• What to produce:
All the data should be repeated exactly. Any image in it is left out.

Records
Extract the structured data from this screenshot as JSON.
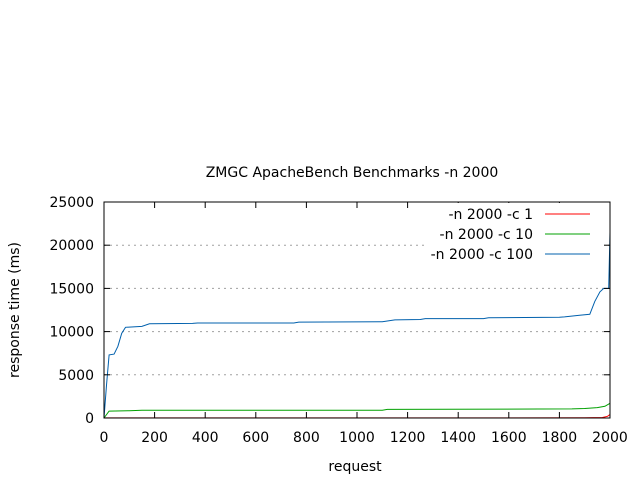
{
  "chart_data": {
    "type": "line",
    "title": "ZMGC ApacheBench Benchmarks -n 2000",
    "xlabel": "request",
    "ylabel": "response time (ms)",
    "xlim": [
      0,
      2000
    ],
    "ylim": [
      0,
      25000
    ],
    "x_ticks": [
      0,
      200,
      400,
      600,
      800,
      1000,
      1200,
      1400,
      1600,
      1800,
      2000
    ],
    "y_ticks": [
      0,
      5000,
      10000,
      15000,
      20000,
      25000
    ],
    "grid": "horizontal dotted",
    "legend_position": "top-right",
    "series": [
      {
        "name": "-n 2000 -c 1",
        "color": "#ff0000",
        "points": [
          [
            0,
            10
          ],
          [
            200,
            12
          ],
          [
            1000,
            15
          ],
          [
            1900,
            20
          ],
          [
            1970,
            60
          ],
          [
            1990,
            200
          ],
          [
            2000,
            400
          ]
        ]
      },
      {
        "name": "-n 2000 -c 10",
        "color": "#00a000",
        "points": [
          [
            0,
            0
          ],
          [
            20,
            800
          ],
          [
            100,
            850
          ],
          [
            150,
            900
          ],
          [
            1100,
            900
          ],
          [
            1120,
            1000
          ],
          [
            1850,
            1050
          ],
          [
            1900,
            1100
          ],
          [
            1950,
            1200
          ],
          [
            1980,
            1350
          ],
          [
            2000,
            1700
          ]
        ]
      },
      {
        "name": "-n 2000 -c 100",
        "color": "#0060ad",
        "points": [
          [
            0,
            0
          ],
          [
            10,
            3800
          ],
          [
            20,
            7300
          ],
          [
            40,
            7400
          ],
          [
            55,
            8300
          ],
          [
            70,
            9800
          ],
          [
            85,
            10500
          ],
          [
            150,
            10600
          ],
          [
            180,
            10900
          ],
          [
            350,
            10950
          ],
          [
            370,
            11000
          ],
          [
            750,
            11000
          ],
          [
            770,
            11100
          ],
          [
            1100,
            11150
          ],
          [
            1150,
            11350
          ],
          [
            1250,
            11400
          ],
          [
            1270,
            11500
          ],
          [
            1500,
            11500
          ],
          [
            1520,
            11600
          ],
          [
            1800,
            11650
          ],
          [
            1820,
            11700
          ],
          [
            1880,
            11900
          ],
          [
            1920,
            12000
          ],
          [
            1940,
            13500
          ],
          [
            1960,
            14600
          ],
          [
            1975,
            15000
          ],
          [
            1995,
            15000
          ],
          [
            2000,
            21500
          ]
        ]
      }
    ]
  }
}
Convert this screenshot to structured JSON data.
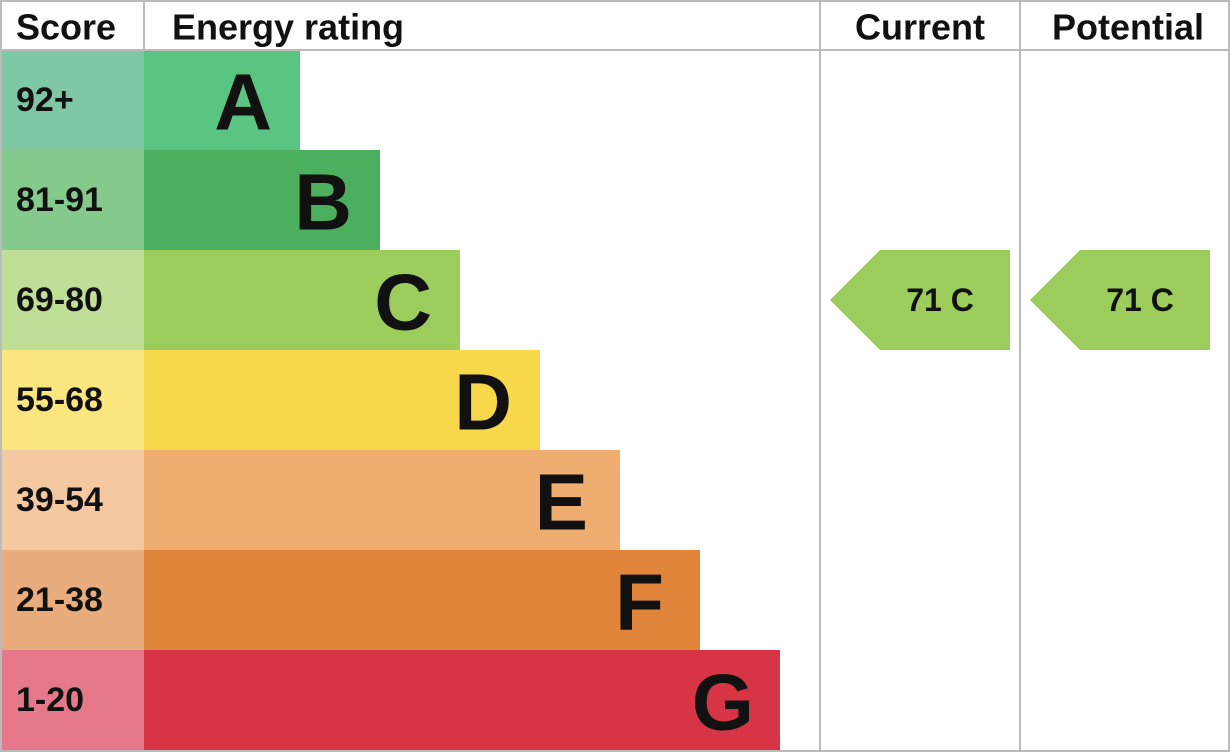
{
  "header": {
    "score": "Score",
    "rating": "Energy rating",
    "current": "Current",
    "potential": "Potential"
  },
  "bands": [
    {
      "score": "92+",
      "letter": "A"
    },
    {
      "score": "81-91",
      "letter": "B"
    },
    {
      "score": "69-80",
      "letter": "C"
    },
    {
      "score": "55-68",
      "letter": "D"
    },
    {
      "score": "39-54",
      "letter": "E"
    },
    {
      "score": "21-38",
      "letter": "F"
    },
    {
      "score": "1-20",
      "letter": "G"
    }
  ],
  "current": {
    "rating": "71 C"
  },
  "potential": {
    "rating": "71 C"
  }
}
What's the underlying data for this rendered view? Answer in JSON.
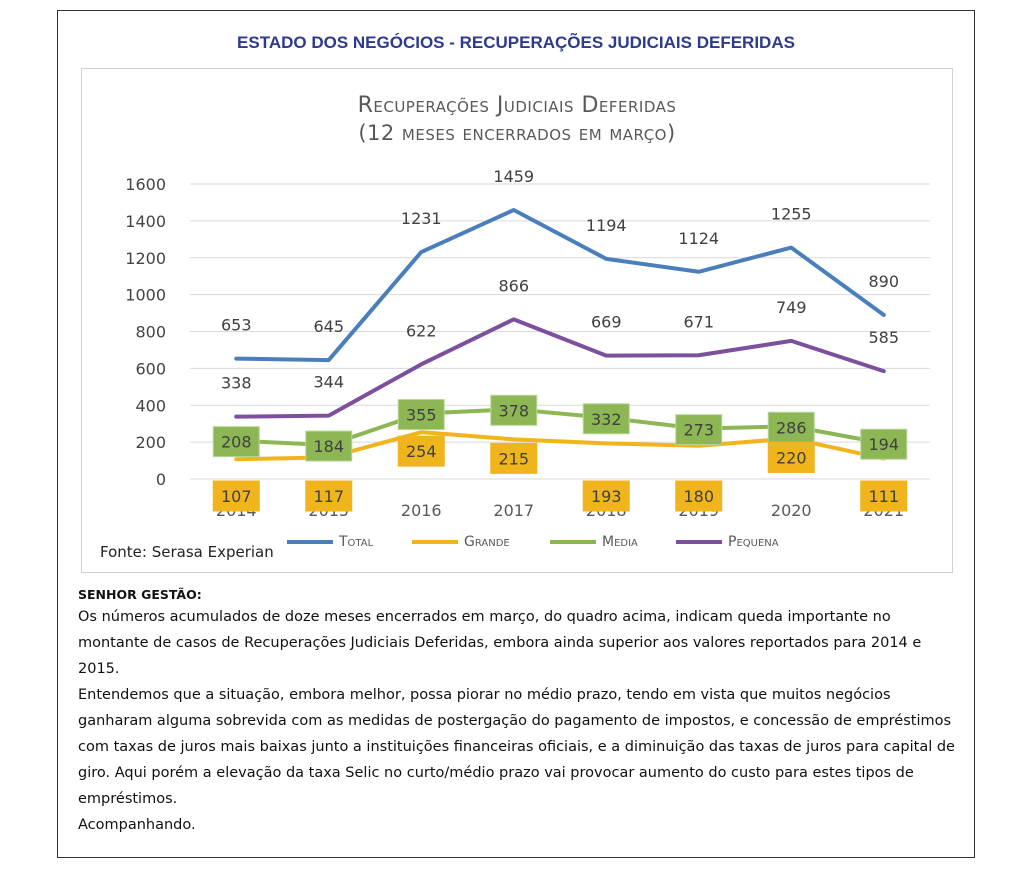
{
  "header": "ESTADO DOS NEGÓCIOS - RECUPERAÇÕES JUDICIAIS DEFERIDAS",
  "chart_data": {
    "type": "line",
    "title": "Recuperações Judiciais Deferidas",
    "subtitle": "(12 meses encerrados em março)",
    "categories": [
      "2014",
      "2015",
      "2016",
      "2017",
      "2018",
      "2019",
      "2020",
      "2021"
    ],
    "y_ticks": [
      "0",
      "200",
      "400",
      "600",
      "800",
      "1000",
      "1200",
      "1400",
      "1600"
    ],
    "ylim": [
      0,
      1600
    ],
    "grid": true,
    "series": [
      {
        "name": "Total",
        "color": "#4a7fbb",
        "values": [
          653,
          645,
          1231,
          1459,
          1194,
          1124,
          1255,
          890
        ],
        "labels": [
          "653",
          "645",
          "1231",
          "1459",
          "1194",
          "1124",
          "1255",
          "890"
        ],
        "label_style": "plain"
      },
      {
        "name": "Grande",
        "color": "#f0b41c",
        "values": [
          107,
          117,
          254,
          215,
          193,
          180,
          220,
          111
        ],
        "labels": [
          "107",
          "117",
          "254",
          "215",
          "193",
          "180",
          "220",
          "111"
        ],
        "label_style": "box"
      },
      {
        "name": "Media",
        "color": "#8db654",
        "values": [
          208,
          184,
          355,
          378,
          332,
          273,
          286,
          194
        ],
        "labels": [
          "208",
          "184",
          "355",
          "378",
          "332",
          "273",
          "286",
          "194"
        ],
        "label_style": "box"
      },
      {
        "name": "Pequena",
        "color": "#7d509d",
        "values": [
          338,
          344,
          622,
          866,
          669,
          671,
          749,
          585
        ],
        "labels": [
          "338",
          "344",
          "622",
          "866",
          "669",
          "671",
          "749",
          "585"
        ],
        "label_style": "plain"
      }
    ],
    "legend": "bottom"
  },
  "source": "Fonte: Serasa Experian",
  "commentary": {
    "heading": "SENHOR GESTÃO:",
    "paragraphs": [
      "Os números acumulados de doze meses encerrados em março, do quadro acima, indicam queda importante no montante de casos de Recuperações Judiciais Deferidas, embora ainda superior aos valores reportados para 2014 e 2015.",
      "Entendemos que a situação, embora melhor, possa piorar no médio prazo, tendo em vista que muitos negócios ganharam alguma sobrevida com as medidas de postergação do pagamento de impostos, e concessão de empréstimos com taxas de juros mais baixas junto a instituições financeiras oficiais, e a diminuição das taxas de juros para capital de giro. Aqui porém a elevação da taxa Selic no curto/médio prazo vai provocar aumento do custo para estes tipos de empréstimos.",
      "Acompanhando."
    ]
  }
}
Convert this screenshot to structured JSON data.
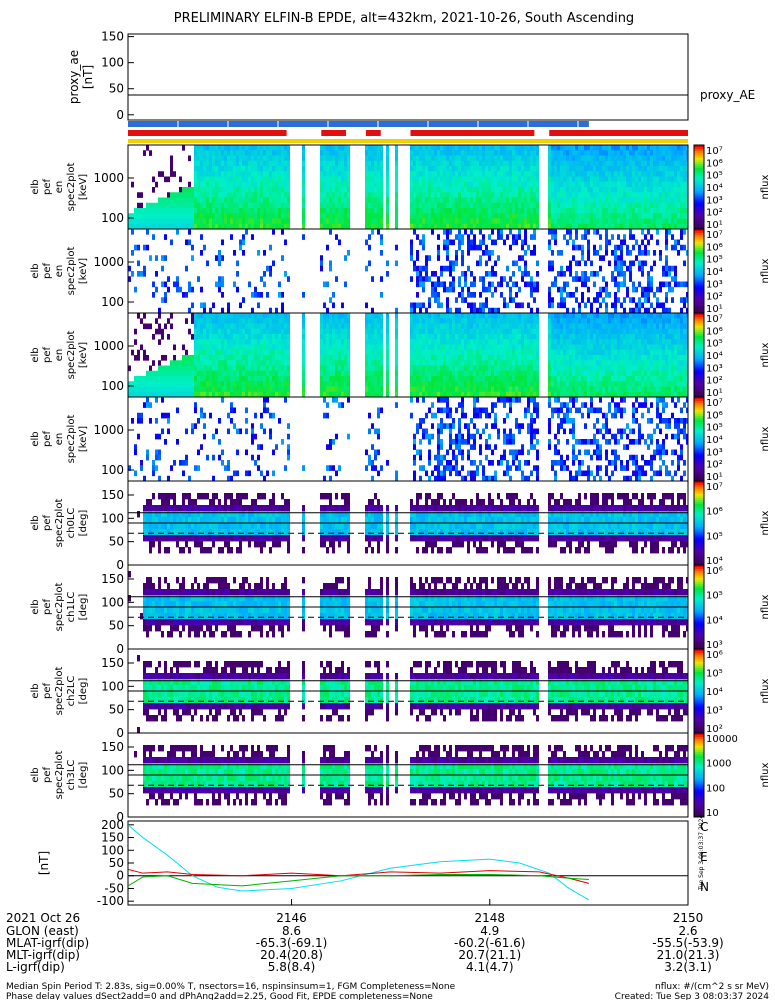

• Task answer:
Extract the structured data from this screenshot as JSON.
{
  "chart_data": {
    "type": "line",
    "title": "ZMGC ApacheBench Benchmarks -n 2000",
    "xlabel": "request",
    "ylabel": "response time (ms)",
    "xlim": [
      0,
      2000
    ],
    "ylim": [
      0,
      25000
    ],
    "x_ticks": [
      0,
      200,
      400,
      600,
      800,
      1000,
      1200,
      1400,
      1600,
      1800,
      2000
    ],
    "y_ticks": [
      0,
      5000,
      10000,
      15000,
      20000,
      25000
    ],
    "grid": "horizontal dotted",
    "legend_position": "top-right",
    "series": [
      {
        "name": "-n 2000 -c 1",
        "color": "#ff0000",
        "points": [
          [
            0,
            10
          ],
          [
            200,
            12
          ],
          [
            1000,
            15
          ],
          [
            1900,
            20
          ],
          [
            1970,
            60
          ],
          [
            1990,
            200
          ],
          [
            2000,
            400
          ]
        ]
      },
      {
        "name": "-n 2000 -c 10",
        "color": "#00a000",
        "points": [
          [
            0,
            0
          ],
          [
            20,
            800
          ],
          [
            100,
            850
          ],
          [
            150,
            900
          ],
          [
            1100,
            900
          ],
          [
            1120,
            1000
          ],
          [
            1850,
            1050
          ],
          [
            1900,
            1100
          ],
          [
            1950,
            1200
          ],
          [
            1980,
            1350
          ],
          [
            2000,
            1700
          ]
        ]
      },
      {
        "name": "-n 2000 -c 100",
        "color": "#0060ad",
        "points": [
          [
            0,
            0
          ],
          [
            10,
            3800
          ],
          [
            20,
            7300
          ],
          [
            40,
            7400
          ],
          [
            55,
            8300
          ],
          [
            70,
            9800
          ],
          [
            85,
            10500
          ],
          [
            150,
            10600
          ],
          [
            180,
            10900
          ],
          [
            350,
            10950
          ],
          [
            370,
            11000
          ],
          [
            750,
            11000
          ],
          [
            770,
            11100
          ],
          [
            1100,
            11150
          ],
          [
            1150,
            11350
          ],
          [
            1250,
            11400
          ],
          [
            1270,
            11500
          ],
          [
            1500,
            11500
          ],
          [
            1520,
            11600
          ],
          [
            1800,
            11650
          ],
          [
            1820,
            11700
          ],
          [
            1880,
            11900
          ],
          [
            1920,
            12000
          ],
          [
            1940,
            13500
          ],
          [
            1960,
            14600
          ],
          [
            1975,
            15000
          ],
          [
            1995,
            15000
          ],
          [
            2000,
            21500
          ]
        ]
      }
    ]
  }
}
Convert this screenshot to structured JSON data.
{
  "header": {
    "score": "Score",
    "rating": "Energy rating",
    "current": "Current",
    "potential": "Potential"
  },
  "bands": [
    {
      "score": "92+",
      "letter": "A"
    },
    {
      "score": "81-91",
      "letter": "B"
    },
    {
      "score": "69-80",
      "letter": "C"
    },
    {
      "score": "55-68",
      "letter": "D"
    },
    {
      "score": "39-54",
      "letter": "E"
    },
    {
      "score": "21-38",
      "letter": "F"
    },
    {
      "score": "1-20",
      "letter": "G"
    }
  ],
  "current": {
    "rating": "71 C"
  },
  "potential": {
    "rating": "71 C"
  }
}
What's the underlying data for this rendered view? Answer in JSON.
{
  "header": "ESTADO DOS NEGÓCIOS - RECUPERAÇÕES JUDICIAIS DEFERIDAS",
  "chart_data": {
    "type": "line",
    "title": "Recuperações Judiciais Deferidas",
    "subtitle": "(12 meses encerrados em março)",
    "categories": [
      "2014",
      "2015",
      "2016",
      "2017",
      "2018",
      "2019",
      "2020",
      "2021"
    ],
    "y_ticks": [
      "0",
      "200",
      "400",
      "600",
      "800",
      "1000",
      "1200",
      "1400",
      "1600"
    ],
    "ylim": [
      0,
      1600
    ],
    "grid": true,
    "series": [
      {
        "name": "Total",
        "color": "#4a7fbb",
        "values": [
          653,
          645,
          1231,
          1459,
          1194,
          1124,
          1255,
          890
        ],
        "labels": [
          "653",
          "645",
          "1231",
          "1459",
          "1194",
          "1124",
          "1255",
          "890"
        ],
        "label_style": "plain"
      },
      {
        "name": "Grande",
        "color": "#f0b41c",
        "values": [
          107,
          117,
          254,
          215,
          193,
          180,
          220,
          111
        ],
        "labels": [
          "107",
          "117",
          "254",
          "215",
          "193",
          "180",
          "220",
          "111"
        ],
        "label_style": "box"
      },
      {
        "name": "Media",
        "color": "#8db654",
        "values": [
          208,
          184,
          355,
          378,
          332,
          273,
          286,
          194
        ],
        "labels": [
          "208",
          "184",
          "355",
          "378",
          "332",
          "273",
          "286",
          "194"
        ],
        "label_style": "box"
      },
      {
        "name": "Pequena",
        "color": "#7d509d",
        "values": [
          338,
          344,
          622,
          866,
          669,
          671,
          749,
          585
        ],
        "labels": [
          "338",
          "344",
          "622",
          "866",
          "669",
          "671",
          "749",
          "585"
        ],
        "label_style": "plain"
      }
    ],
    "legend": "bottom"
  },
  "source": "Fonte: Serasa Experian",
  "commentary": {
    "heading": "SENHOR GESTÃO:",
    "paragraphs": [
      "Os números acumulados de doze meses encerrados em março, do quadro acima, indicam queda importante no montante de casos de Recuperações Judiciais Deferidas, embora ainda superior aos valores reportados para 2014 e 2015.",
      "Entendemos que a situação, embora melhor, possa piorar no médio prazo, tendo em vista que muitos negócios ganharam alguma sobrevida com as medidas de postergação do pagamento de impostos, e concessão de empréstimos com taxas de juros mais baixas junto a instituições financeiras oficiais, e a diminuição das taxas de juros para capital de giro. Aqui porém a elevação da taxa Selic no curto/médio prazo vai provocar aumento do custo para estes tipos de empréstimos.",
      "Acompanhando."
    ]
  }
}
Convert this screenshot to structured JSON data.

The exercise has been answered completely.